(Problem details)
Copy each line below without leaving any out.

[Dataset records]
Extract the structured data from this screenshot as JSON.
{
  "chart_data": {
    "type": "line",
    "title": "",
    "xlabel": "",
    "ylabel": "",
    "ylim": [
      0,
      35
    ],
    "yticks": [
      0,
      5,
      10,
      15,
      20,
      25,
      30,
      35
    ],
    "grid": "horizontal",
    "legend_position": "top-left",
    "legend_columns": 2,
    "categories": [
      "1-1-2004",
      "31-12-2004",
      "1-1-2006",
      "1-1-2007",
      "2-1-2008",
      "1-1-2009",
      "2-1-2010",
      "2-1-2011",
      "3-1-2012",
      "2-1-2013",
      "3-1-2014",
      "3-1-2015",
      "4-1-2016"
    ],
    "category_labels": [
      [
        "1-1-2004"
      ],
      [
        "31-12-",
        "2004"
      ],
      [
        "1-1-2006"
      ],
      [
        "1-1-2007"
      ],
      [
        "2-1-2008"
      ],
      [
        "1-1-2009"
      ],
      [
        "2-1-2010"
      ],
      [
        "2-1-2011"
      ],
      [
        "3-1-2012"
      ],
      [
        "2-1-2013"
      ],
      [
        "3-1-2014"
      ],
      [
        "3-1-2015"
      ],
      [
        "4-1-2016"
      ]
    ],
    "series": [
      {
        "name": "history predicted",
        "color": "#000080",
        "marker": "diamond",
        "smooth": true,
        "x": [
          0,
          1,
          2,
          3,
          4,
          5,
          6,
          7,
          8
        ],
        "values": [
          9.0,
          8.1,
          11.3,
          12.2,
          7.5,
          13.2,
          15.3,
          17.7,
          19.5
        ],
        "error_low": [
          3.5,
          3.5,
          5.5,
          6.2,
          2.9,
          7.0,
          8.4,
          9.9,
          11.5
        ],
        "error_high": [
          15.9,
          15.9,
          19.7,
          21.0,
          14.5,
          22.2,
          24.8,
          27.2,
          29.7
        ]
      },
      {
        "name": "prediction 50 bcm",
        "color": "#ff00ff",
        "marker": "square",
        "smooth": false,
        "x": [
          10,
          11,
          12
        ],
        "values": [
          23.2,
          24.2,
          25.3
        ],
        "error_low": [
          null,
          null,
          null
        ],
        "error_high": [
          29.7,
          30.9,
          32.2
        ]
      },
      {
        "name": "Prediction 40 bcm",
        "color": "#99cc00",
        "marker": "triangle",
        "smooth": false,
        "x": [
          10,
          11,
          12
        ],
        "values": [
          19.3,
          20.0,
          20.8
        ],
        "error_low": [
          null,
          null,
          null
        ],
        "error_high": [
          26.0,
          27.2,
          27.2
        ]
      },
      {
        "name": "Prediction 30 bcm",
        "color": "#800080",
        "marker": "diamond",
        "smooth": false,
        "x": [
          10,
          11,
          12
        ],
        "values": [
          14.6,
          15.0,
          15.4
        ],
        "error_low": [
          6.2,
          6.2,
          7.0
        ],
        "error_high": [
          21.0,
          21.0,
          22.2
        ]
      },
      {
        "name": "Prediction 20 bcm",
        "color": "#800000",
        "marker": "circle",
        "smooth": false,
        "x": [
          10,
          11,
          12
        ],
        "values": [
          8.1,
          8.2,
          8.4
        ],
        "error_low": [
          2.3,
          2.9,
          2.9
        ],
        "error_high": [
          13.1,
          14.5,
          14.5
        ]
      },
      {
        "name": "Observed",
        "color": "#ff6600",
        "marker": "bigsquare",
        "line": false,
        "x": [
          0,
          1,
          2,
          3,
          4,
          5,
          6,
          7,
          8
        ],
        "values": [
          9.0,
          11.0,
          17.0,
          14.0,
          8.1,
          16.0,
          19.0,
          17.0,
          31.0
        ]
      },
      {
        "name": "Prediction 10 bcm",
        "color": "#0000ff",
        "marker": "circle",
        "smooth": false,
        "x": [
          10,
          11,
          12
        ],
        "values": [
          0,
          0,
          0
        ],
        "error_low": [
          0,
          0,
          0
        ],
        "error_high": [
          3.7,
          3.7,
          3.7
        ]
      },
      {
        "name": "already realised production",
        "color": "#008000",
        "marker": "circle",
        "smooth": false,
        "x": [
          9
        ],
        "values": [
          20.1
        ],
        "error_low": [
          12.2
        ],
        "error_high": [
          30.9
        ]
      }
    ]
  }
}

(Written solution)
Extract the structured data from this screenshot as JSON.
{
  "chart_data": {
    "type": "line",
    "title": "",
    "xlabel": "",
    "ylabel": "",
    "ylim": [
      0,
      35
    ],
    "yticks": [
      0,
      5,
      10,
      15,
      20,
      25,
      30,
      35
    ],
    "grid": "horizontal",
    "legend_position": "top-left",
    "legend_columns": 2,
    "categories": [
      "1-1-2004",
      "31-12-2004",
      "1-1-2006",
      "1-1-2007",
      "2-1-2008",
      "1-1-2009",
      "2-1-2010",
      "2-1-2011",
      "3-1-2012",
      "2-1-2013",
      "3-1-2014",
      "3-1-2015",
      "4-1-2016"
    ],
    "category_labels": [
      [
        "1-1-2004"
      ],
      [
        "31-12-",
        "2004"
      ],
      [
        "1-1-2006"
      ],
      [
        "1-1-2007"
      ],
      [
        "2-1-2008"
      ],
      [
        "1-1-2009"
      ],
      [
        "2-1-2010"
      ],
      [
        "2-1-2011"
      ],
      [
        "3-1-2012"
      ],
      [
        "2-1-2013"
      ],
      [
        "3-1-2014"
      ],
      [
        "3-1-2015"
      ],
      [
        "4-1-2016"
      ]
    ],
    "series": [
      {
        "name": "history predicted",
        "color": "#000080",
        "marker": "diamond",
        "smooth": true,
        "x": [
          0,
          1,
          2,
          3,
          4,
          5,
          6,
          7,
          8
        ],
        "values": [
          9.0,
          8.1,
          11.3,
          12.2,
          7.5,
          13.2,
          15.3,
          17.7,
          19.5
        ],
        "error_low": [
          3.5,
          3.5,
          5.5,
          6.2,
          2.9,
          7.0,
          8.4,
          9.9,
          11.5
        ],
        "error_high": [
          15.9,
          15.9,
          19.7,
          21.0,
          14.5,
          22.2,
          24.8,
          27.2,
          29.7
        ]
      },
      {
        "name": "prediction 50 bcm",
        "color": "#ff00ff",
        "marker": "square",
        "smooth": false,
        "x": [
          10,
          11,
          12
        ],
        "values": [
          23.2,
          24.2,
          25.3
        ],
        "error_low": [
          null,
          null,
          null
        ],
        "error_high": [
          29.7,
          30.9,
          32.2
        ]
      },
      {
        "name": "Prediction 40 bcm",
        "color": "#99cc00",
        "marker": "triangle",
        "smooth": false,
        "x": [
          10,
          11,
          12
        ],
        "values": [
          19.3,
          20.0,
          20.8
        ],
        "error_low": [
          null,
          null,
          null
        ],
        "error_high": [
          26.0,
          27.2,
          27.2
        ]
      },
      {
        "name": "Prediction 30 bcm",
        "color": "#800080",
        "marker": "diamond",
        "smooth": false,
        "x": [
          10,
          11,
          12
        ],
        "values": [
          14.6,
          15.0,
          15.4
        ],
        "error_low": [
          6.2,
          6.2,
          7.0
        ],
        "error_high": [
          21.0,
          21.0,
          22.2
        ]
      },
      {
        "name": "Prediction 20 bcm",
        "color": "#800000",
        "marker": "circle",
        "smooth": false,
        "x": [
          10,
          11,
          12
        ],
        "values": [
          8.1,
          8.2,
          8.4
        ],
        "error_low": [
          2.3,
          2.9,
          2.9
        ],
        "error_high": [
          13.1,
          14.5,
          14.5
        ]
      },
      {
        "name": "Observed",
        "color": "#ff6600",
        "marker": "bigsquare",
        "line": false,
        "x": [
          0,
          1,
          2,
          3,
          4,
          5,
          6,
          7,
          8
        ],
        "values": [
          9.0,
          11.0,
          17.0,
          14.0,
          8.1,
          16.0,
          19.0,
          17.0,
          31.0
        ]
      },
      {
        "name": "Prediction 10 bcm",
        "color": "#0000ff",
        "marker": "circle",
        "smooth": false,
        "x": [
          10,
          11,
          12
        ],
        "values": [
          0,
          0,
          0
        ],
        "error_low": [
          0,
          0,
          0
        ],
        "error_high": [
          3.7,
          3.7,
          3.7
        ]
      },
      {
        "name": "already realised production",
        "color": "#008000",
        "marker": "circle",
        "smooth": false,
        "x": [
          9
        ],
        "values": [
          20.1
        ],
        "error_low": [
          12.2
        ],
        "error_high": [
          30.9
        ]
      }
    ]
  }
}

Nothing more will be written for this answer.